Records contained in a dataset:
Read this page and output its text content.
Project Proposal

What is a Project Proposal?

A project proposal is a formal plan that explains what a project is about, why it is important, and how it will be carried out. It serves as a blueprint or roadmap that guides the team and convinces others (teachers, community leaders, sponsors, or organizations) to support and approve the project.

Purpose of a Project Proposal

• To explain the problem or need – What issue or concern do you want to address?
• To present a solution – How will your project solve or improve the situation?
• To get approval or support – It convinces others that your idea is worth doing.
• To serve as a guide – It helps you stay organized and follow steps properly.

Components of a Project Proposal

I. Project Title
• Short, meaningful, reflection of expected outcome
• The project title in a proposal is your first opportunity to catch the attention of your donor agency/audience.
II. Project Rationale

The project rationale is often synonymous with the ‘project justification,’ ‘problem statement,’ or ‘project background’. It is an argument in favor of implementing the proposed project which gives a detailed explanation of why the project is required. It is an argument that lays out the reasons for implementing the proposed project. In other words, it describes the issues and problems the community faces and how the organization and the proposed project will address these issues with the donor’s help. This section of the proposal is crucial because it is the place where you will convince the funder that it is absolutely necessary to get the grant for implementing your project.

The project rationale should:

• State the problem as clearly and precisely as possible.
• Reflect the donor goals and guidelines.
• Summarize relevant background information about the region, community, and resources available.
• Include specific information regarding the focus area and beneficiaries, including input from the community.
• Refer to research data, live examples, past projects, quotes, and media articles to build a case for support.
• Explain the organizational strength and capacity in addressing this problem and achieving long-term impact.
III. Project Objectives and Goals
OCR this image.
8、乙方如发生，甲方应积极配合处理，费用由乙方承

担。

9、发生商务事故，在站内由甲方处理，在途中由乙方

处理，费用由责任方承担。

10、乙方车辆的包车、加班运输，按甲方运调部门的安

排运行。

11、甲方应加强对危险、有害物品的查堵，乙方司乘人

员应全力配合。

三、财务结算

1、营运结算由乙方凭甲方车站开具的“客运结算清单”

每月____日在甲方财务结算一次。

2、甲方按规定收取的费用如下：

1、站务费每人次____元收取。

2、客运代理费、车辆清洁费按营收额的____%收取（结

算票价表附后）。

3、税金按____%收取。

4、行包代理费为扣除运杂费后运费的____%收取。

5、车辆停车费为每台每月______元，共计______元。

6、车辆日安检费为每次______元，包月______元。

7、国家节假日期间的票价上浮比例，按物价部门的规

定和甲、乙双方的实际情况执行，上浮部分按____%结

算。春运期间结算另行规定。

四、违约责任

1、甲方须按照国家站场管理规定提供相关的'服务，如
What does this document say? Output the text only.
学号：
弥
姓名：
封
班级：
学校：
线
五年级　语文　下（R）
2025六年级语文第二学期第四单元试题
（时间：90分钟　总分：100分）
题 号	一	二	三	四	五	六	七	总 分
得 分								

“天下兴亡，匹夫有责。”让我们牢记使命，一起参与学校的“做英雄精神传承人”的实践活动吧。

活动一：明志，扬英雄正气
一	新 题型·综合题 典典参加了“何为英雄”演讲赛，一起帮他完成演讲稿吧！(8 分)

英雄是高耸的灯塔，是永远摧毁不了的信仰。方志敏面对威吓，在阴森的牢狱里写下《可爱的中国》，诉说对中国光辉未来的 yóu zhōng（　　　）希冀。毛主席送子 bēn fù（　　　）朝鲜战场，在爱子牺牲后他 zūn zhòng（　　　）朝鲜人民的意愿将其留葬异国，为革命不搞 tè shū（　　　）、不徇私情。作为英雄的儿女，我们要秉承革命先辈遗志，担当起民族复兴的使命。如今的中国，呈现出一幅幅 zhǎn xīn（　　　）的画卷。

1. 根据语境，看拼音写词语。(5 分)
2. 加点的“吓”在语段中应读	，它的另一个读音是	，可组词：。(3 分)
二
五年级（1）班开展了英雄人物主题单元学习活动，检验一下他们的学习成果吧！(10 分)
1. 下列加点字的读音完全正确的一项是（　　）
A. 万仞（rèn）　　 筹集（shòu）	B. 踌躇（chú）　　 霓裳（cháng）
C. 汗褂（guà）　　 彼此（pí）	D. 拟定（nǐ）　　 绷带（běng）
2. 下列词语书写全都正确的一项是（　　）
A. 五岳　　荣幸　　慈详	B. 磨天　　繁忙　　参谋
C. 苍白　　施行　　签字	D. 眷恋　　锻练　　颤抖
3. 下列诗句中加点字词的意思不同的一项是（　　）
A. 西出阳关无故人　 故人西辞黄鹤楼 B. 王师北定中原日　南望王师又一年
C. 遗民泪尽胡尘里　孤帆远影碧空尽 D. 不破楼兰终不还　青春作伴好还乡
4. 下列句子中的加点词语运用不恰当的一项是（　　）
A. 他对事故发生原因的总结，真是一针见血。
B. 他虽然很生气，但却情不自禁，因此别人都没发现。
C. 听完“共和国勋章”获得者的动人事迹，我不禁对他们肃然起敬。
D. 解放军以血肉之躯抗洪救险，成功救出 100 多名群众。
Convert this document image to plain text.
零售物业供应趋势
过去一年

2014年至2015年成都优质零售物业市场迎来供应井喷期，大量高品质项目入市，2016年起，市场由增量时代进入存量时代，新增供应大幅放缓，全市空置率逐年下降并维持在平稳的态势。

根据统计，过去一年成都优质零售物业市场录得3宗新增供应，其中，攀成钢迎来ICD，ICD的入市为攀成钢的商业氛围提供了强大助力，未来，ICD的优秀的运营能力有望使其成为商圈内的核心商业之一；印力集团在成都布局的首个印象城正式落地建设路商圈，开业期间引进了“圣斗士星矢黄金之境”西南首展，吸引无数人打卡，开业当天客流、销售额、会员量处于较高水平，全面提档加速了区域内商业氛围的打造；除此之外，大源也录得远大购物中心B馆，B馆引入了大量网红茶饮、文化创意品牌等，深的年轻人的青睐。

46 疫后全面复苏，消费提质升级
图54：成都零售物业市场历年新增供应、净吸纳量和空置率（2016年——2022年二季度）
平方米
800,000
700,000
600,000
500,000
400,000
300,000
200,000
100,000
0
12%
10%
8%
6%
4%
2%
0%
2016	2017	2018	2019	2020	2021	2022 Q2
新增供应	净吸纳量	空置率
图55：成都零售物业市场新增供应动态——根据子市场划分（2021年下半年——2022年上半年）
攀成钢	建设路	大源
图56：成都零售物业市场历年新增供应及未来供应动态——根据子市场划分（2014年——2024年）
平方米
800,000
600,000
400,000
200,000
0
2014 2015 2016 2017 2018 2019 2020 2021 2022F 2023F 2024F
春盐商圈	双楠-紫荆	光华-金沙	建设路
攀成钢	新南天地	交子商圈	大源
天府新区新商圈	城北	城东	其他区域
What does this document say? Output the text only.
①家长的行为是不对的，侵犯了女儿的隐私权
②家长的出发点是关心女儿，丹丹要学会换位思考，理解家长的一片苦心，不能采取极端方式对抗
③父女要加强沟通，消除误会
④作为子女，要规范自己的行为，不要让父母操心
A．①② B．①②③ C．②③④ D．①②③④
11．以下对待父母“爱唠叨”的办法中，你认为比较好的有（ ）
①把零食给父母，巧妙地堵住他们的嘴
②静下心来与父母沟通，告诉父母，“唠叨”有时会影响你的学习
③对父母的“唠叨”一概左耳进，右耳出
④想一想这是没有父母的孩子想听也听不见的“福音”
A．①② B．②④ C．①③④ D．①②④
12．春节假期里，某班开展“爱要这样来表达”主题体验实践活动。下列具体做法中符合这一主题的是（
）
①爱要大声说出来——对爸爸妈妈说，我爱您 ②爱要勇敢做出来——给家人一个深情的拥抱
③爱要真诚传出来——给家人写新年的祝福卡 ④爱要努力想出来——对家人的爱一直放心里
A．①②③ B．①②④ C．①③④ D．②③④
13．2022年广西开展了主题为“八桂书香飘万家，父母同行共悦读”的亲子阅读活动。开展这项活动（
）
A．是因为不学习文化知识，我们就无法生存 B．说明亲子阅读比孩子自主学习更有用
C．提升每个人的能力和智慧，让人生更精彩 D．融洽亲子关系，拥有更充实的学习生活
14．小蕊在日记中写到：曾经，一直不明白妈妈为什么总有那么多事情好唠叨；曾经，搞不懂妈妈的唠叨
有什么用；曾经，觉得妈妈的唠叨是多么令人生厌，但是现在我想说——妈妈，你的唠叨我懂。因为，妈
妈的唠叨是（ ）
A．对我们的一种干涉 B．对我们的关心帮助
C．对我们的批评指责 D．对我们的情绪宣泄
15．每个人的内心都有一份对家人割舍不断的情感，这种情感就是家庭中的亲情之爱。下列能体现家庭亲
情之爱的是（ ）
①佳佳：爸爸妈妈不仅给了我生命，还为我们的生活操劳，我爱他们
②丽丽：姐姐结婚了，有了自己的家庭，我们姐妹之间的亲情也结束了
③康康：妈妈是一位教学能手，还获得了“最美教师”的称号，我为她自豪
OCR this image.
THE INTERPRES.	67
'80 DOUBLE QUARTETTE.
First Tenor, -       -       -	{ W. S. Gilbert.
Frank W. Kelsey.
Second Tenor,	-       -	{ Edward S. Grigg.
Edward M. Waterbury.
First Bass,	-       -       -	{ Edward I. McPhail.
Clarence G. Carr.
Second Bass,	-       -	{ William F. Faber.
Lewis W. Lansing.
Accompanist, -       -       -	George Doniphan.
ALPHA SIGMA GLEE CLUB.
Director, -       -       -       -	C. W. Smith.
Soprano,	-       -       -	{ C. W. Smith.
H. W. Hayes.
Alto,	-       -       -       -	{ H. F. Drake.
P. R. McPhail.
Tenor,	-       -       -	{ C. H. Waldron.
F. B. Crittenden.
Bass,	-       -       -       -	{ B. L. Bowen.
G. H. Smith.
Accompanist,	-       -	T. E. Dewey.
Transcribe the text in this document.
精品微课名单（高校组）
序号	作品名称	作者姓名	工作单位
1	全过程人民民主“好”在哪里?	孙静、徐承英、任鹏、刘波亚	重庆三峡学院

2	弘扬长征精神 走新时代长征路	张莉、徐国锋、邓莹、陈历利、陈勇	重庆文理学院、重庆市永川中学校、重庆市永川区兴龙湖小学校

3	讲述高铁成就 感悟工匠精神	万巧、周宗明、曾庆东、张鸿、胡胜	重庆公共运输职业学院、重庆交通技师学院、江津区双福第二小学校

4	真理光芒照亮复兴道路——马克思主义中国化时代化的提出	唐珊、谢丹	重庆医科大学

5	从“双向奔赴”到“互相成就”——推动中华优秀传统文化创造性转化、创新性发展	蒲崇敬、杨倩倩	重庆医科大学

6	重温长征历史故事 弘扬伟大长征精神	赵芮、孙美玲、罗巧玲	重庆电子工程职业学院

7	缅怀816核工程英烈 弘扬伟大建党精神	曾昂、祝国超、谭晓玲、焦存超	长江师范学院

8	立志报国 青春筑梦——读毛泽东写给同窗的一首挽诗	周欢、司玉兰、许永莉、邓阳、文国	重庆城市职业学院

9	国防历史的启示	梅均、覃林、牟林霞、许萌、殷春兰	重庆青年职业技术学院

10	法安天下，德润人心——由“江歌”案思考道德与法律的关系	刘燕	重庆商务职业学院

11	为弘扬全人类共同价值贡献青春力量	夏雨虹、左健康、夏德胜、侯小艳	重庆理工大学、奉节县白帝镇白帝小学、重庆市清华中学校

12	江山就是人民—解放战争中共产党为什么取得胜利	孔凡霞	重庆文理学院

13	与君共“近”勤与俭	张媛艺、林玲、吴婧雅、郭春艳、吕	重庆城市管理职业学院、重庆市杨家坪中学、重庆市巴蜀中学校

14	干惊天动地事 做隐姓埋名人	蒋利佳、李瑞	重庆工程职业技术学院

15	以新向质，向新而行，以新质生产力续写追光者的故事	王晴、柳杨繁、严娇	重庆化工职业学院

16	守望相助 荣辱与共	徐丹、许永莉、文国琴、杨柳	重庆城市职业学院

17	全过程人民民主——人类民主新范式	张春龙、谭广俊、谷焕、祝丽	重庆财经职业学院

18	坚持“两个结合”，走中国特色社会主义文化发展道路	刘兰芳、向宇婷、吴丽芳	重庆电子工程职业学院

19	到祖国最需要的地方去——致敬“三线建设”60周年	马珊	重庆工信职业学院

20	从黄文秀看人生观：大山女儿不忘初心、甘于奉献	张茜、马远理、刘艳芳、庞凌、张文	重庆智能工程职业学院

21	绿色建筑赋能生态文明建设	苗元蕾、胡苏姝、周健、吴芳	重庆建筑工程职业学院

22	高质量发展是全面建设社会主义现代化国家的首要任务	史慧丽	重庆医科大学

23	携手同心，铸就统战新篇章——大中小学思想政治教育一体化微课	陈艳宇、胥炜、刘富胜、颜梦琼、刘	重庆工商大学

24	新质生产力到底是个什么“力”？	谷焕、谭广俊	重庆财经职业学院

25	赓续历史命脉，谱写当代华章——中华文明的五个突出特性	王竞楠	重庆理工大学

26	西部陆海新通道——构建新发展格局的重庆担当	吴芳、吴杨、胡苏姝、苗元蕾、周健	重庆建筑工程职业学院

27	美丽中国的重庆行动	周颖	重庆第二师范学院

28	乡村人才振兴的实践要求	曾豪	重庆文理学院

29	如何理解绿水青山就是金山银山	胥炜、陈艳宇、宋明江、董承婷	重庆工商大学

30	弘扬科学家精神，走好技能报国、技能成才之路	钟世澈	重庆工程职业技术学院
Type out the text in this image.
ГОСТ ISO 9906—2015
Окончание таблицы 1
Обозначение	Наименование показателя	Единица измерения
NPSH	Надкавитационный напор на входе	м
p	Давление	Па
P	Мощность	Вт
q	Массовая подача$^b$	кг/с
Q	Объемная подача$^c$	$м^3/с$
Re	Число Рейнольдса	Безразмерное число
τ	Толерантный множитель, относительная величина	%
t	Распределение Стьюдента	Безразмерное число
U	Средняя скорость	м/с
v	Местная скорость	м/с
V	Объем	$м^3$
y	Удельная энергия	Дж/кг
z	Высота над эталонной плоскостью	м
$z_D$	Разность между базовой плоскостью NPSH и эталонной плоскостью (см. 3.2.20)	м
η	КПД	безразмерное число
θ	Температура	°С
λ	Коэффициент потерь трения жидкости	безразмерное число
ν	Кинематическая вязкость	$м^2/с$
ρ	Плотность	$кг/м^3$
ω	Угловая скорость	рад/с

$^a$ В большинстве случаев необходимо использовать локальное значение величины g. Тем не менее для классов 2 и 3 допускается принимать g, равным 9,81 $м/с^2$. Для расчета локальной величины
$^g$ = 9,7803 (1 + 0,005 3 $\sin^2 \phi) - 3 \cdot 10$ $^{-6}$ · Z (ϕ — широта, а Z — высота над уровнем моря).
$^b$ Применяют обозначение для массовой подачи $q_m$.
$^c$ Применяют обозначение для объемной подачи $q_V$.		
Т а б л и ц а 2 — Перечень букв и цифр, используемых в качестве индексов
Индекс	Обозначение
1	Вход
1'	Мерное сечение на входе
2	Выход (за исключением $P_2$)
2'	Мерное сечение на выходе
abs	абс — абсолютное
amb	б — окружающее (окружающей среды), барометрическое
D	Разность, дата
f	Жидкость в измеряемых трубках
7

TASK DESCRIPTION:
Copy out every line of the listing that contains the string "Second".

TASK ANSWER:
Second Tenor,	-       -	{ Edward S. Grigg.
Second Bass,	-       -	{ William F. Faber.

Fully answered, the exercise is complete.